# GOAL
All of the data must be printed exactly; please include every line.

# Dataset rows
══════════

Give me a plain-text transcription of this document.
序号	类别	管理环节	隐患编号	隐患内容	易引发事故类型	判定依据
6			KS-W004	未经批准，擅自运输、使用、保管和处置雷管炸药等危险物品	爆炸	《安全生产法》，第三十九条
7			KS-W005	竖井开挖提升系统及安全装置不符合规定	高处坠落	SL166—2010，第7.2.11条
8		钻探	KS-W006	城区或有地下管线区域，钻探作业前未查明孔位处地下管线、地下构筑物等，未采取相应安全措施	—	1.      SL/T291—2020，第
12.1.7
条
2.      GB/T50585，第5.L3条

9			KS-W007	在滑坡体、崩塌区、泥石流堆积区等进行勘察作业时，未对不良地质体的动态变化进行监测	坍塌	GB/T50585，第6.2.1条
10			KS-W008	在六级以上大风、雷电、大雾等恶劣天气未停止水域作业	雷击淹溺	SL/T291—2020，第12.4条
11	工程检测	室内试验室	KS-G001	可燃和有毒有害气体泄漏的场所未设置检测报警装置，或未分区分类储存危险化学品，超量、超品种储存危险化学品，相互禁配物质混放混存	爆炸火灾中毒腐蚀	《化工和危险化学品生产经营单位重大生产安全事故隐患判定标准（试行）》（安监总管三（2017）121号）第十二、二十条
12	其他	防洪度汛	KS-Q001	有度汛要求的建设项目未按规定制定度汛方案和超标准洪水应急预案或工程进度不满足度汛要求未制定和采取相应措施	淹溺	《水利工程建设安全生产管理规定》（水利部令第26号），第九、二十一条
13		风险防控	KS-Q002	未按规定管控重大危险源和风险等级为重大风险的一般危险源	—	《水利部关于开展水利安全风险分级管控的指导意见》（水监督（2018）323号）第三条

══════════

# SOLVED PROBLEM
Give me a plain-text transcription of this document.
序号	类别	管理环节	隐患编号	隐患内容	易引发事故类型	判定依据
6			KS-W004	未经批准，擅自运输、使用、保管和处置雷管炸药等危险物品	爆炸	《安全生产法》，第三十九条
7			KS-W005	竖井开挖提升系统及安全装置不符合规定	高处坠落	SL166—2010，第7.2.11条
8		钻探	KS-W006	城区或有地下管线区域，钻探作业前未查明孔位处地下管线、地下构筑物等，未采取相应安全措施	—	1.      SL/T291—2020，第
12.1.7
条
2.      GB/T50585，第5.L3条

9			KS-W007	在滑坡体、崩塌区、泥石流堆积区等进行勘察作业时，未对不良地质体的动态变化进行监测	坍塌	GB/T50585，第6.2.1条
10			KS-W008	在六级以上大风、雷电、大雾等恶劣天气未停止水域作业	雷击淹溺	SL/T291—2020，第12.4条
11	工程检测	室内试验室	KS-G001	可燃和有毒有害气体泄漏的场所未设置检测报警装置，或未分区分类储存危险化学品，超量、超品种储存危险化学品，相互禁配物质混放混存	爆炸火灾中毒腐蚀	《化工和危险化学品生产经营单位重大生产安全事故隐患判定标准（试行）》（安监总管三（2017）121号）第十二、二十条
12	其他	防洪度汛	KS-Q001	有度汛要求的建设项目未按规定制定度汛方案和超标准洪水应急预案或工程进度不满足度汛要求未制定和采取相应措施	淹溺	《水利工程建设安全生产管理规定》（水利部令第26号），第九、二十一条
13		风险防控	KS-Q002	未按规定管控重大危险源和风险等级为重大风险的一般危险源	—	《水利部关于开展水利安全风险分级管控的指导意见》（水监督（2018）323号）第三条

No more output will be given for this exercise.